EXERCISE DETAILS: Search the data below for the string "name". Extract every line that contains it.

[Rows from a figure dataset]
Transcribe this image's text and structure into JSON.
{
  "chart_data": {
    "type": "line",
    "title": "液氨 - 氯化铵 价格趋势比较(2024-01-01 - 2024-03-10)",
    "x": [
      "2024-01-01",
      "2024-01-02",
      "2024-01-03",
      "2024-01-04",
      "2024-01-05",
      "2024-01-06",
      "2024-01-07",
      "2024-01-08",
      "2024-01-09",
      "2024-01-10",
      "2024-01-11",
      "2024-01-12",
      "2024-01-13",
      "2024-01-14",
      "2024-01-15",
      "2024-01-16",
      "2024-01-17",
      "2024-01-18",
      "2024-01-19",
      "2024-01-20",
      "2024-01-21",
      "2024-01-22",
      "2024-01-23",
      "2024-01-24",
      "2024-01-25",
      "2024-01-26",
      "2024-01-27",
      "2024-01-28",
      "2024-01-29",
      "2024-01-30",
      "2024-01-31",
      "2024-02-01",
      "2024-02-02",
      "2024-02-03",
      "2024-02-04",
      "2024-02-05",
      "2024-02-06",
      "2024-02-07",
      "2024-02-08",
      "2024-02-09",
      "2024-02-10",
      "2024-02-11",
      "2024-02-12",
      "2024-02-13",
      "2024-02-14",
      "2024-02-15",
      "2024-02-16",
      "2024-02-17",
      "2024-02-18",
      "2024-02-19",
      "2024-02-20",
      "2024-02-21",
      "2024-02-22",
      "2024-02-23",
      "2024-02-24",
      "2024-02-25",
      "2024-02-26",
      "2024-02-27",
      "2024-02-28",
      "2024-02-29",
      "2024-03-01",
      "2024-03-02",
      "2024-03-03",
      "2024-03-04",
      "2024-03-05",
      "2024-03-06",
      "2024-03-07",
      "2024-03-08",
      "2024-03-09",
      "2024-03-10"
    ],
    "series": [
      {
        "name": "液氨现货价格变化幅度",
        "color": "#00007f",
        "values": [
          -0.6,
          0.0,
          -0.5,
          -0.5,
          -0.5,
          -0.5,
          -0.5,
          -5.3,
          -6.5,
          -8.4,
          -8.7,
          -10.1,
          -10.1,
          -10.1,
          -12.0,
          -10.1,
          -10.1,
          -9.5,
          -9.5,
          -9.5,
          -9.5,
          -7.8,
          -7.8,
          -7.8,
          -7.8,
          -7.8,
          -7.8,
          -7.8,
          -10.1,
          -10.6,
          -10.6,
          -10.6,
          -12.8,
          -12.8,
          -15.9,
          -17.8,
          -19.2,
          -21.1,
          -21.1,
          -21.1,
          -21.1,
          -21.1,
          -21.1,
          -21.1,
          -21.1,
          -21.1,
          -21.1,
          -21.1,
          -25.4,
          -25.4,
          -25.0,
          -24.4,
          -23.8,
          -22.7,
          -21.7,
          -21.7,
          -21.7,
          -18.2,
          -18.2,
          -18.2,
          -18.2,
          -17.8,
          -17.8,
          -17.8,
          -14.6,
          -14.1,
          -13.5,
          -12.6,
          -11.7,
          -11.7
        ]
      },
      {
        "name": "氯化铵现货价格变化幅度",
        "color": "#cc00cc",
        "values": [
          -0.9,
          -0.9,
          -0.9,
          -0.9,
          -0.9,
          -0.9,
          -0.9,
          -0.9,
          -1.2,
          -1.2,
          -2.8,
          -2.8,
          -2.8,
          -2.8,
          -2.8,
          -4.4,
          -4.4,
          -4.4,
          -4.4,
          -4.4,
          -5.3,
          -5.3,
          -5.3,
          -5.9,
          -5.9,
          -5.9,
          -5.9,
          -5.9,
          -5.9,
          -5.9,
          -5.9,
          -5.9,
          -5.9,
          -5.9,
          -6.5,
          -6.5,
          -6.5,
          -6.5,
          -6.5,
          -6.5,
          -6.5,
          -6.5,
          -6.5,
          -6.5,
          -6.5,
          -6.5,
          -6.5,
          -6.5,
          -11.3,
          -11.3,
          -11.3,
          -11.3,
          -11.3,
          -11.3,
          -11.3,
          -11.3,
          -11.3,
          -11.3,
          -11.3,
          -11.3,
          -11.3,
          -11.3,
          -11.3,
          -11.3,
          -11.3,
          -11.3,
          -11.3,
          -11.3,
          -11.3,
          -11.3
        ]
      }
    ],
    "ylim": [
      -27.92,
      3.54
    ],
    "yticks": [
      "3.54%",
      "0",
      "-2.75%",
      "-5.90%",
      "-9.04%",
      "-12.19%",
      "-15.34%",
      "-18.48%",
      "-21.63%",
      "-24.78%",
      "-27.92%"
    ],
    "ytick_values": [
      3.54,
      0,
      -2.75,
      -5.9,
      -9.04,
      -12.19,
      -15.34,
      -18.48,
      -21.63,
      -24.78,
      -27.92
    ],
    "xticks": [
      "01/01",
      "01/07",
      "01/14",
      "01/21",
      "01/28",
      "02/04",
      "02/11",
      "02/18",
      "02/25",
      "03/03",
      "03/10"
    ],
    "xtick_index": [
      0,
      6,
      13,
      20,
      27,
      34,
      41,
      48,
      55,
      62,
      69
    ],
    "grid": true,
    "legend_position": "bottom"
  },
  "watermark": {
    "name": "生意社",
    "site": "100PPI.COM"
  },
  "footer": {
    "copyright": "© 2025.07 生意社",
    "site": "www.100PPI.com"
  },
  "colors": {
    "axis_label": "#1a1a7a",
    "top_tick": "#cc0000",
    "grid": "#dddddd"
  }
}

COMPLETE OUTPUT:
        "name": "液氨现货价格变化幅度",
        "name": "氯化铵现货价格变化幅度",
    "name": "生意社",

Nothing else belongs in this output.